>> START

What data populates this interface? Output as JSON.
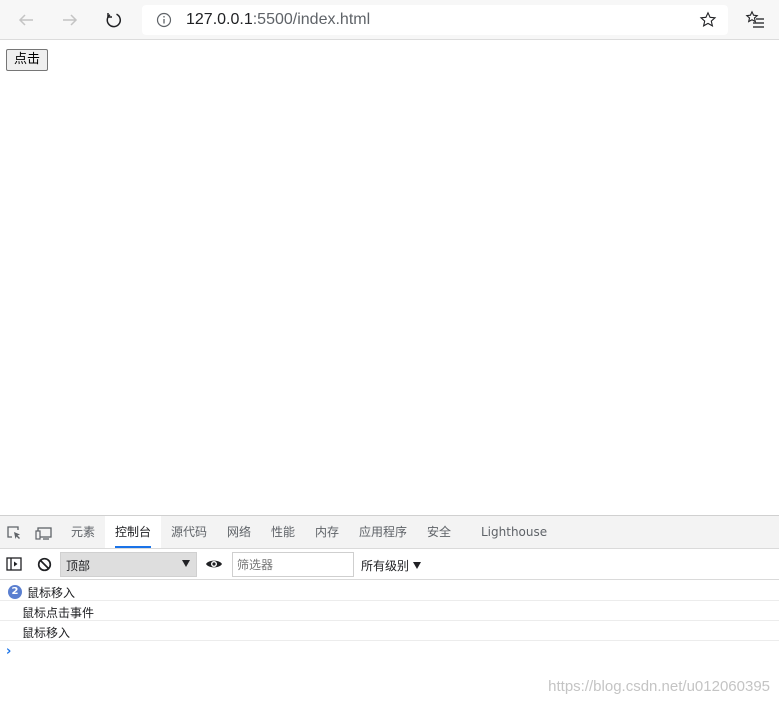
{
  "browser": {
    "url_host": "127.0.0.1",
    "url_rest": ":5500/index.html"
  },
  "page": {
    "button_label": "点击"
  },
  "devtools": {
    "tabs": [
      {
        "label": "元素"
      },
      {
        "label": "控制台",
        "active": true
      },
      {
        "label": "源代码"
      },
      {
        "label": "网络"
      },
      {
        "label": "性能"
      },
      {
        "label": "内存"
      },
      {
        "label": "应用程序"
      },
      {
        "label": "安全"
      },
      {
        "label": "Lighthouse"
      }
    ],
    "console": {
      "context": "顶部",
      "filter_placeholder": "筛选器",
      "levels": "所有级别",
      "messages": [
        {
          "count": "2",
          "text": "鼠标移入"
        },
        {
          "text": "鼠标点击事件"
        },
        {
          "text": "鼠标移入"
        }
      ]
    }
  },
  "watermark": "https://blog.csdn.net/u012060395",
  "colors": {
    "accent": "#1a73e8",
    "count_badge": "#5a7fd0"
  },
  "icons": [
    "back-arrow-icon",
    "forward-arrow-icon",
    "reload-icon",
    "info-icon",
    "star-icon",
    "favorites-icon",
    "inspect-icon",
    "device-icon",
    "sidebar-icon",
    "clear-icon",
    "eye-icon"
  ]
}
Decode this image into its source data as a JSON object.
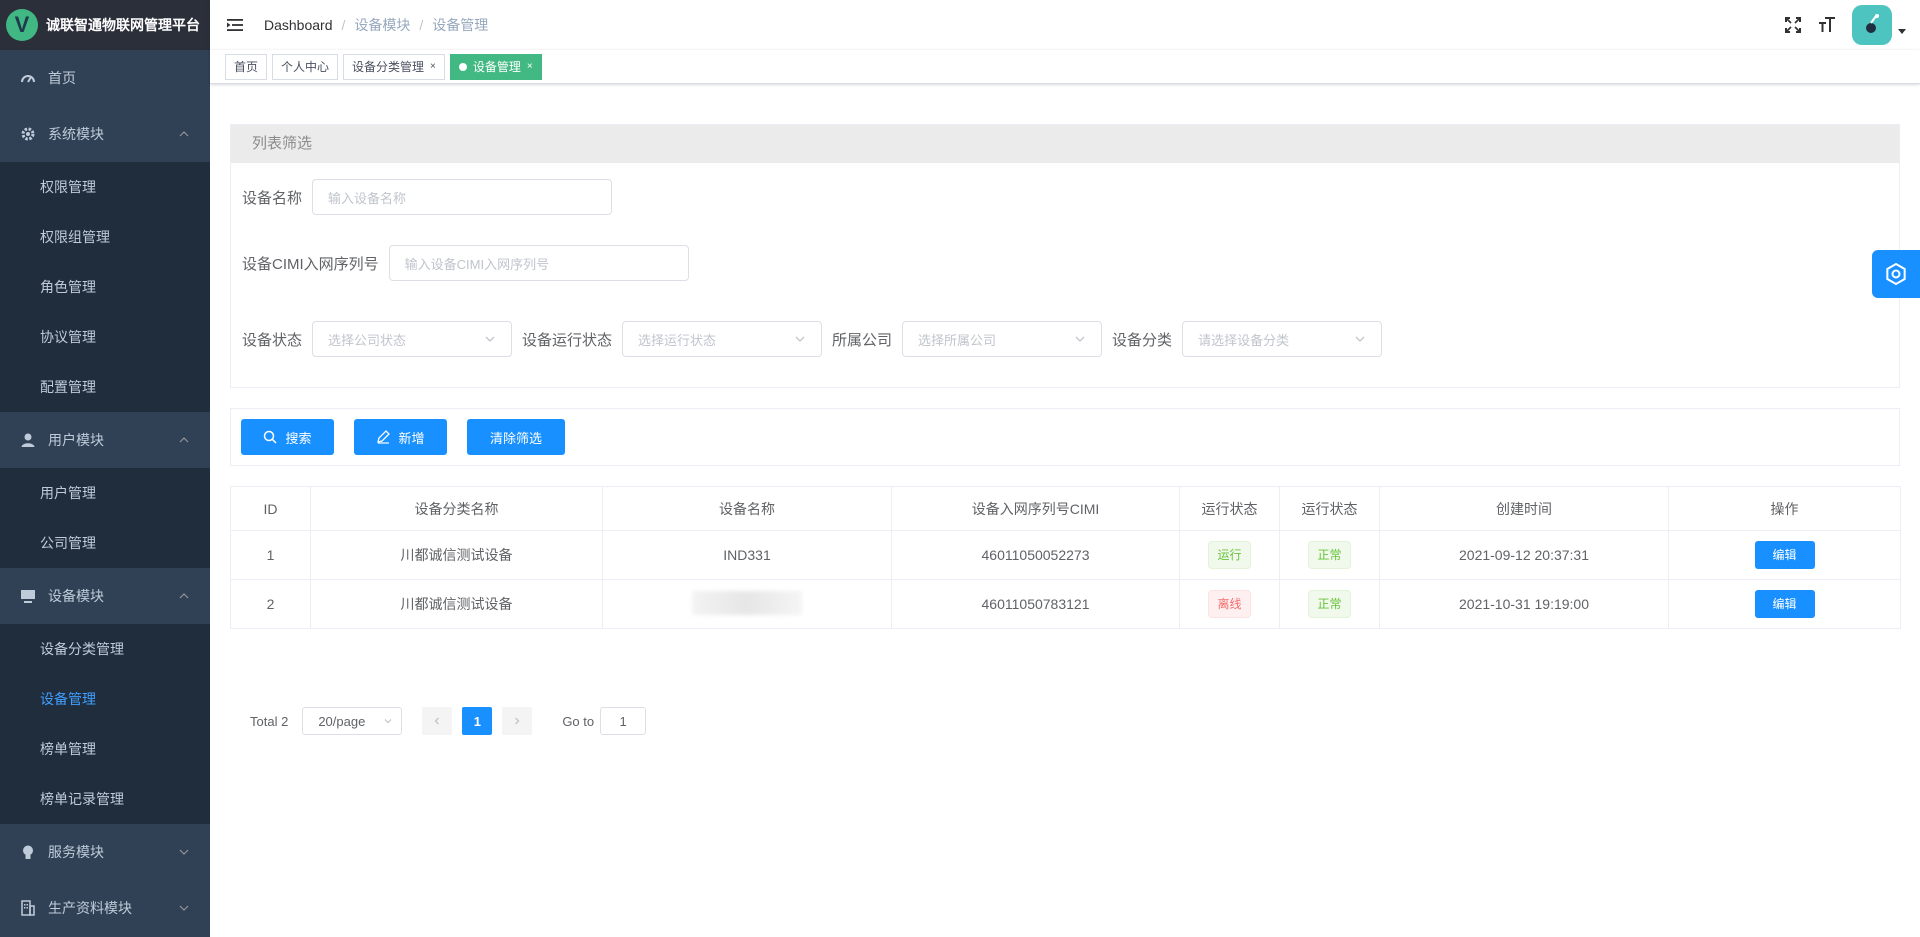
{
  "app": {
    "title": "诚联智通物联网管理平台",
    "logo_letter": "V"
  },
  "sidebar": {
    "home": "首页",
    "groups": [
      {
        "label": "系统模块",
        "icon": "gear-icon",
        "items": [
          "权限管理",
          "权限组管理",
          "角色管理",
          "协议管理",
          "配置管理"
        ]
      },
      {
        "label": "用户模块",
        "icon": "user-icon",
        "items": [
          "用户管理",
          "公司管理"
        ]
      },
      {
        "label": "设备模块",
        "icon": "monitor-icon",
        "items": [
          "设备分类管理",
          "设备管理",
          "榜单管理",
          "榜单记录管理"
        ]
      }
    ],
    "collapsed": [
      {
        "label": "服务模块",
        "icon": "bulb-icon"
      },
      {
        "label": "生产资料模块",
        "icon": "building-icon"
      }
    ],
    "active_item": "设备管理"
  },
  "breadcrumb": [
    "Dashboard",
    "设备模块",
    "设备管理"
  ],
  "tags": [
    {
      "label": "首页",
      "closable": false,
      "active": false
    },
    {
      "label": "个人中心",
      "closable": false,
      "active": false
    },
    {
      "label": "设备分类管理",
      "closable": true,
      "active": false
    },
    {
      "label": "设备管理",
      "closable": true,
      "active": true
    }
  ],
  "filter": {
    "title": "列表筛选",
    "device_name_label": "设备名称",
    "device_name_placeholder": "输入设备名称",
    "cimi_label": "设备CIMI入网序列号",
    "cimi_placeholder": "输入设备CIMI入网序列号",
    "status_label": "设备状态",
    "status_placeholder": "选择公司状态",
    "run_status_label": "设备运行状态",
    "run_status_placeholder": "选择运行状态",
    "company_label": "所属公司",
    "company_placeholder": "选择所属公司",
    "category_label": "设备分类",
    "category_placeholder": "请选择设备分类"
  },
  "actions": {
    "search": "搜索",
    "add": "新增",
    "clear": "清除筛选"
  },
  "table": {
    "headers": [
      "ID",
      "设备分类名称",
      "设备名称",
      "设备入网序列号CIMI",
      "运行状态",
      "运行状态",
      "创建时间",
      "操作"
    ],
    "rows": [
      {
        "id": "1",
        "category": "川都诚信测试设备",
        "name": "IND331",
        "cimi": "46011050052273",
        "run": "运行",
        "run_type": "success",
        "status": "正常",
        "created": "2021-09-12 20:37:31",
        "action": "编辑"
      },
      {
        "id": "2",
        "category": "川都诚信测试设备",
        "name": "",
        "cimi": "46011050783121",
        "run": "离线",
        "run_type": "danger",
        "status": "正常",
        "created": "2021-10-31 19:19:00",
        "action": "编辑"
      }
    ]
  },
  "pagination": {
    "total": "Total 2",
    "page_size": "20/page",
    "current": "1",
    "goto_label": "Go to",
    "goto_value": "1"
  },
  "colors": {
    "sidebar_bg": "#304156",
    "primary": "#1890ff",
    "tag_active": "#42b983",
    "menu_active": "#409eff"
  }
}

>> END

> _Problem requirements_
Make a list of all lines in the data that contain "true".

> _Output for this task_
        "active": true
      "closable": true,
      "closable": true,
      "active": true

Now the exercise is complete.